_YOUR INSTRUCTIONS:_ Tell how many lines carry the word "content"; the reply is the number and nothing else.

_DATA:_
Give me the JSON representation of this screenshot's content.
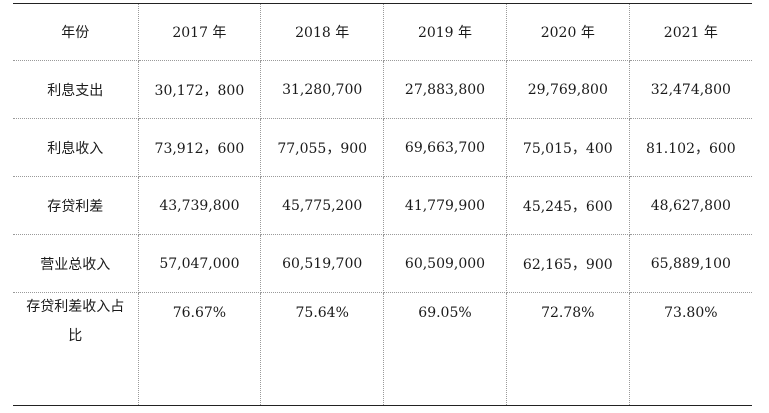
{
  "table": {
    "header": [
      "年份",
      "2017 年",
      "2018 年",
      "2019 年",
      "2020 年",
      "2021 年"
    ],
    "rows": [
      {
        "label": "利息支出",
        "values": [
          "30,172，800",
          "31,280,700",
          "27,883,800",
          "29,769,800",
          "32,474,800"
        ]
      },
      {
        "label": "利息收入",
        "values": [
          "73,912，600",
          "77,055，900",
          "69,663,700",
          "75,015，400",
          "81.102，600"
        ]
      },
      {
        "label": "存贷利差",
        "values": [
          "43,739,800",
          "45,775,200",
          "41,779,900",
          "45,245，600",
          "48,627,800"
        ]
      },
      {
        "label": "营业总收入",
        "values": [
          "57,047,000",
          "60,519,700",
          "60,509,000",
          "62,165，900",
          "65,889,100"
        ]
      },
      {
        "label": "存贷利差收入占比",
        "values": [
          "76.67%",
          "75.64%",
          "69.05%",
          "72.78%",
          "73.80%"
        ]
      }
    ]
  }
}
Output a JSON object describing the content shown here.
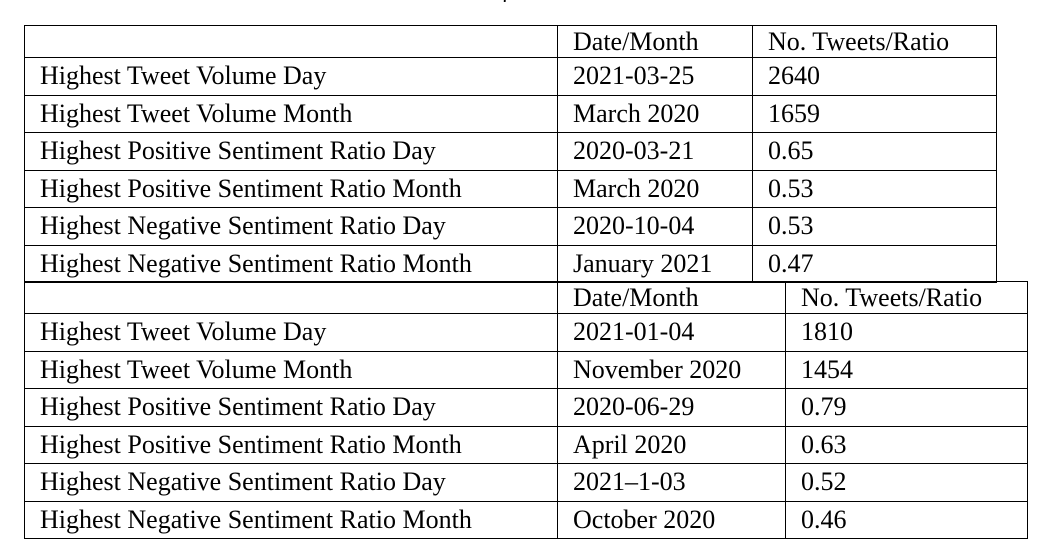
{
  "caption_fragment": ")",
  "tables": [
    {
      "headers": [
        "",
        "Date/Month",
        "No. Tweets/Ratio"
      ],
      "rows": [
        [
          "Highest Tweet Volume Day",
          "2021-03-25",
          "2640"
        ],
        [
          "Highest Tweet Volume Month",
          "March 2020",
          "1659"
        ],
        [
          "Highest Positive Sentiment Ratio Day",
          "2020-03-21",
          "0.65"
        ],
        [
          "Highest Positive Sentiment Ratio Month",
          "March 2020",
          "0.53"
        ],
        [
          "Highest Negative Sentiment Ratio Day",
          "2020-10-04",
          "0.53"
        ],
        [
          "Highest Negative Sentiment Ratio Month",
          "January 2021",
          "0.47"
        ]
      ]
    },
    {
      "headers": [
        "",
        "Date/Month",
        "No. Tweets/Ratio"
      ],
      "rows": [
        [
          "Highest Tweet Volume Day",
          "2021-01-04",
          "1810"
        ],
        [
          "Highest Tweet Volume Month",
          "November 2020",
          "1454"
        ],
        [
          "Highest Positive Sentiment Ratio Day",
          "2020-06-29",
          "0.79"
        ],
        [
          "Highest Positive Sentiment Ratio Month",
          "April 2020",
          "0.63"
        ],
        [
          "Highest Negative Sentiment Ratio Day",
          "2021–1-03",
          "0.52"
        ],
        [
          "Highest Negative Sentiment Ratio Month",
          "October 2020",
          "0.46"
        ]
      ]
    }
  ]
}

_SOLUTION:_ 2